[Start]

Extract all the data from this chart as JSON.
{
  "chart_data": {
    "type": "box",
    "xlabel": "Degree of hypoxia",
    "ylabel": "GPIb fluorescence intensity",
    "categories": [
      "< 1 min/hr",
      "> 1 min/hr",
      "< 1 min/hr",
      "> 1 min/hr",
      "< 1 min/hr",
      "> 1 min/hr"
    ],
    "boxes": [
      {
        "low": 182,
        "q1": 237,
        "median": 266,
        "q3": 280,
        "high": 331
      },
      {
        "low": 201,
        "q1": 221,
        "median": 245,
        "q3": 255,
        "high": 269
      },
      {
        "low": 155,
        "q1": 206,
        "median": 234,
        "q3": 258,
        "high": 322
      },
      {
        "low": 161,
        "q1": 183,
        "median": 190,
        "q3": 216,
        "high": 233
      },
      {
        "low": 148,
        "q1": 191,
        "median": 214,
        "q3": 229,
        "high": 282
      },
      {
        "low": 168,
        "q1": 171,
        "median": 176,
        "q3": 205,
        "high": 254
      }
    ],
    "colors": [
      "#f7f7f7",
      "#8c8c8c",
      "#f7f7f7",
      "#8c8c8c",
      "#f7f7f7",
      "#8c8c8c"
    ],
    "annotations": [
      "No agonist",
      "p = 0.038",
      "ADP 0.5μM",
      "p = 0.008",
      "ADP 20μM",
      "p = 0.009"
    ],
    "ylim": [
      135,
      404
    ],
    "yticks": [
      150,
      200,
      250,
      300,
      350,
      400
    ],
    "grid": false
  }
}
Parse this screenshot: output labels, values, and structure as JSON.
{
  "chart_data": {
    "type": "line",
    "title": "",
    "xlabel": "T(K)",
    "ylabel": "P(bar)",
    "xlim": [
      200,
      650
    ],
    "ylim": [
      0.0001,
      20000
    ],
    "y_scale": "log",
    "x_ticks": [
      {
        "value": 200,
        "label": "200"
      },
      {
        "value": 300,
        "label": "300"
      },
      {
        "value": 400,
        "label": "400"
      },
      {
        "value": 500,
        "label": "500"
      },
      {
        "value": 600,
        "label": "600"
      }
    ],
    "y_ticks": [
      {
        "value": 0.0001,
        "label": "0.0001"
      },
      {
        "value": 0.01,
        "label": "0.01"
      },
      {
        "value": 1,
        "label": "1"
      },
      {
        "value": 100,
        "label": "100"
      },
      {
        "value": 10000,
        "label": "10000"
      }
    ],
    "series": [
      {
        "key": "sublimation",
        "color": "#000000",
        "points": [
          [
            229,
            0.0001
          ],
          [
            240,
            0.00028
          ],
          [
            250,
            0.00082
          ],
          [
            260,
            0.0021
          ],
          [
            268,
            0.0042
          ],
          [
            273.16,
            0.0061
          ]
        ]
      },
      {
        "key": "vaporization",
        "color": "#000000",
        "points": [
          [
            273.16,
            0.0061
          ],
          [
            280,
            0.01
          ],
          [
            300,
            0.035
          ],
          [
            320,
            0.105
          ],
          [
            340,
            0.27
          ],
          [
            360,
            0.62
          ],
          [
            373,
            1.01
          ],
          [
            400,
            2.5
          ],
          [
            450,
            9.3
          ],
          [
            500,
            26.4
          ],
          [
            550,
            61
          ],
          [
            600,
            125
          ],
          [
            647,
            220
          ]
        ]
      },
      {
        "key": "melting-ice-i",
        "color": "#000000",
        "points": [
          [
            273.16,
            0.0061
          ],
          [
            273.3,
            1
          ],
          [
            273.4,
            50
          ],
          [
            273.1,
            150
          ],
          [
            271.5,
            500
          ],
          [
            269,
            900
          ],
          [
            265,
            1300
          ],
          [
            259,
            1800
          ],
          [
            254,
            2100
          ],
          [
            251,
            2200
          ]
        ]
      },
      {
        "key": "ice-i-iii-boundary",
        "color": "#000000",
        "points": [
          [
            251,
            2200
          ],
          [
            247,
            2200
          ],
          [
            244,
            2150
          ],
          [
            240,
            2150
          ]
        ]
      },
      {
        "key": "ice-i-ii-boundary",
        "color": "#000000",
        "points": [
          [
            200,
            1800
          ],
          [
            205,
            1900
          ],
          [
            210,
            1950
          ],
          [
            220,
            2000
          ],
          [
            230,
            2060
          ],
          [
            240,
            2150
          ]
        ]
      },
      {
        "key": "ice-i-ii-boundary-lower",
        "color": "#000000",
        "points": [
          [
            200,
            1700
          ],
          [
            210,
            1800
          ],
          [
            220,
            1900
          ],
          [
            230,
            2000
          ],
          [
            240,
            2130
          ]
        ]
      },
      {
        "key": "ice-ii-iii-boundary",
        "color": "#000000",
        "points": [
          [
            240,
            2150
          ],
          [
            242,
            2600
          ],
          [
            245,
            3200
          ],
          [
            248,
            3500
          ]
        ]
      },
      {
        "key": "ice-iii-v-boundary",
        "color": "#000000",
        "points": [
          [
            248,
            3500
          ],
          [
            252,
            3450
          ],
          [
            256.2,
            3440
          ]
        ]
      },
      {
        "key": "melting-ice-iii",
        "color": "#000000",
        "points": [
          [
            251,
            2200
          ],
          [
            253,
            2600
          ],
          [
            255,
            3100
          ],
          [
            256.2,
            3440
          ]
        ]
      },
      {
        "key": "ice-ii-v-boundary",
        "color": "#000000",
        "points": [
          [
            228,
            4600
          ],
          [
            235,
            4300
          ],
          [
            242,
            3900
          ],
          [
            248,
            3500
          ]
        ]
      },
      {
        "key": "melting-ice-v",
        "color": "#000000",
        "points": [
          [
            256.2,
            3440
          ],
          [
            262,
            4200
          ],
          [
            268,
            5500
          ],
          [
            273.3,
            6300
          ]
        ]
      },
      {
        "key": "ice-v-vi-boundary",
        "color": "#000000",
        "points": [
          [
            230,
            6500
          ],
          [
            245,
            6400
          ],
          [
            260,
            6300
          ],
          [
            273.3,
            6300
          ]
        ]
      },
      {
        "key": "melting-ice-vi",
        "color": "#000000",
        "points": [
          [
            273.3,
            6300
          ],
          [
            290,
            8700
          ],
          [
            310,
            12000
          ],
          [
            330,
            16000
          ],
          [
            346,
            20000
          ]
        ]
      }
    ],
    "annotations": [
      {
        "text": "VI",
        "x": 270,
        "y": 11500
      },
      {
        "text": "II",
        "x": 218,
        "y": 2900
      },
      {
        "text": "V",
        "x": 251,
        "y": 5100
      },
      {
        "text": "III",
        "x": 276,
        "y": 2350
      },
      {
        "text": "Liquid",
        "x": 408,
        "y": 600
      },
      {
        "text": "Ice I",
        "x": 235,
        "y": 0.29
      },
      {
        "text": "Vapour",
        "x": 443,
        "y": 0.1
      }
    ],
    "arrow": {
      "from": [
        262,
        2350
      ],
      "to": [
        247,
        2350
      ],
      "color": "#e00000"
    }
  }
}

[End]

THE PROBLEM »
Every line above needs to be retyped exactly.

EXERCISE RESULT »
Extract all the data from this chart as JSON.
{
  "chart_data": {
    "type": "box",
    "xlabel": "Degree of hypoxia",
    "ylabel": "GPIb fluorescence intensity",
    "categories": [
      "< 1 min/hr",
      "> 1 min/hr",
      "< 1 min/hr",
      "> 1 min/hr",
      "< 1 min/hr",
      "> 1 min/hr"
    ],
    "boxes": [
      {
        "low": 182,
        "q1": 237,
        "median": 266,
        "q3": 280,
        "high": 331
      },
      {
        "low": 201,
        "q1": 221,
        "median": 245,
        "q3": 255,
        "high": 269
      },
      {
        "low": 155,
        "q1": 206,
        "median": 234,
        "q3": 258,
        "high": 322
      },
      {
        "low": 161,
        "q1": 183,
        "median": 190,
        "q3": 216,
        "high": 233
      },
      {
        "low": 148,
        "q1": 191,
        "median": 214,
        "q3": 229,
        "high": 282
      },
      {
        "low": 168,
        "q1": 171,
        "median": 176,
        "q3": 205,
        "high": 254
      }
    ],
    "colors": [
      "#f7f7f7",
      "#8c8c8c",
      "#f7f7f7",
      "#8c8c8c",
      "#f7f7f7",
      "#8c8c8c"
    ],
    "annotations": [
      "No agonist",
      "p = 0.038",
      "ADP 0.5μM",
      "p = 0.008",
      "ADP 20μM",
      "p = 0.009"
    ],
    "ylim": [
      135,
      404
    ],
    "yticks": [
      150,
      200,
      250,
      300,
      350,
      400
    ],
    "grid": false
  }
}
Parse this screenshot: output labels, values, and structure as JSON.
{
  "chart_data": {
    "type": "line",
    "title": "",
    "xlabel": "T(K)",
    "ylabel": "P(bar)",
    "xlim": [
      200,
      650
    ],
    "ylim": [
      0.0001,
      20000
    ],
    "y_scale": "log",
    "x_ticks": [
      {
        "value": 200,
        "label": "200"
      },
      {
        "value": 300,
        "label": "300"
      },
      {
        "value": 400,
        "label": "400"
      },
      {
        "value": 500,
        "label": "500"
      },
      {
        "value": 600,
        "label": "600"
      }
    ],
    "y_ticks": [
      {
        "value": 0.0001,
        "label": "0.0001"
      },
      {
        "value": 0.01,
        "label": "0.01"
      },
      {
        "value": 1,
        "label": "1"
      },
      {
        "value": 100,
        "label": "100"
      },
      {
        "value": 10000,
        "label": "10000"
      }
    ],
    "series": [
      {
        "key": "sublimation",
        "color": "#000000",
        "points": [
          [
            229,
            0.0001
          ],
          [
            240,
            0.00028
          ],
          [
            250,
            0.00082
          ],
          [
            260,
            0.0021
          ],
          [
            268,
            0.0042
          ],
          [
            273.16,
            0.0061
          ]
        ]
      },
      {
        "key": "vaporization",
        "color": "#000000",
        "points": [
          [
            273.16,
            0.0061
          ],
          [
            280,
            0.01
          ],
          [
            300,
            0.035
          ],
          [
            320,
            0.105
          ],
          [
            340,
            0.27
          ],
          [
            360,
            0.62
          ],
          [
            373,
            1.01
          ],
          [
            400,
            2.5
          ],
          [
            450,
            9.3
          ],
          [
            500,
            26.4
          ],
          [
            550,
            61
          ],
          [
            600,
            125
          ],
          [
            647,
            220
          ]
        ]
      },
      {
        "key": "melting-ice-i",
        "color": "#000000",
        "points": [
          [
            273.16,
            0.0061
          ],
          [
            273.3,
            1
          ],
          [
            273.4,
            50
          ],
          [
            273.1,
            150
          ],
          [
            271.5,
            500
          ],
          [
            269,
            900
          ],
          [
            265,
            1300
          ],
          [
            259,
            1800
          ],
          [
            254,
            2100
          ],
          [
            251,
            2200
          ]
        ]
      },
      {
        "key": "ice-i-iii-boundary",
        "color": "#000000",
        "points": [
          [
            251,
            2200
          ],
          [
            247,
            2200
          ],
          [
            244,
            2150
          ],
          [
            240,
            2150
          ]
        ]
      },
      {
        "key": "ice-i-ii-boundary",
        "color": "#000000",
        "points": [
          [
            200,
            1800
          ],
          [
            205,
            1900
          ],
          [
            210,
            1950
          ],
          [
            220,
            2000
          ],
          [
            230,
            2060
          ],
          [
            240,
            2150
          ]
        ]
      },
      {
        "key": "ice-i-ii-boundary-lower",
        "color": "#000000",
        "points": [
          [
            200,
            1700
          ],
          [
            210,
            1800
          ],
          [
            220,
            1900
          ],
          [
            230,
            2000
          ],
          [
            240,
            2130
          ]
        ]
      },
      {
        "key": "ice-ii-iii-boundary",
        "color": "#000000",
        "points": [
          [
            240,
            2150
          ],
          [
            242,
            2600
          ],
          [
            245,
            3200
          ],
          [
            248,
            3500
          ]
        ]
      },
      {
        "key": "ice-iii-v-boundary",
        "color": "#000000",
        "points": [
          [
            248,
            3500
          ],
          [
            252,
            3450
          ],
          [
            256.2,
            3440
          ]
        ]
      },
      {
        "key": "melting-ice-iii",
        "color": "#000000",
        "points": [
          [
            251,
            2200
          ],
          [
            253,
            2600
          ],
          [
            255,
            3100
          ],
          [
            256.2,
            3440
          ]
        ]
      },
      {
        "key": "ice-ii-v-boundary",
        "color": "#000000",
        "points": [
          [
            228,
            4600
          ],
          [
            235,
            4300
          ],
          [
            242,
            3900
          ],
          [
            248,
            3500
          ]
        ]
      },
      {
        "key": "melting-ice-v",
        "color": "#000000",
        "points": [
          [
            256.2,
            3440
          ],
          [
            262,
            4200
          ],
          [
            268,
            5500
          ],
          [
            273.3,
            6300
          ]
        ]
      },
      {
        "key": "ice-v-vi-boundary",
        "color": "#000000",
        "points": [
          [
            230,
            6500
          ],
          [
            245,
            6400
          ],
          [
            260,
            6300
          ],
          [
            273.3,
            6300
          ]
        ]
      },
      {
        "key": "melting-ice-vi",
        "color": "#000000",
        "points": [
          [
            273.3,
            6300
          ],
          [
            290,
            8700
          ],
          [
            310,
            12000
          ],
          [
            330,
            16000
          ],
          [
            346,
            20000
          ]
        ]
      }
    ],
    "annotations": [
      {
        "text": "VI",
        "x": 270,
        "y": 11500
      },
      {
        "text": "II",
        "x": 218,
        "y": 2900
      },
      {
        "text": "V",
        "x": 251,
        "y": 5100
      },
      {
        "text": "III",
        "x": 276,
        "y": 2350
      },
      {
        "text": "Liquid",
        "x": 408,
        "y": 600
      },
      {
        "text": "Ice I",
        "x": 235,
        "y": 0.29
      },
      {
        "text": "Vapour",
        "x": 443,
        "y": 0.1
      }
    ],
    "arrow": {
      "from": [
        262,
        2350
      ],
      "to": [
        247,
        2350
      ],
      "color": "#e00000"
    }
  }
}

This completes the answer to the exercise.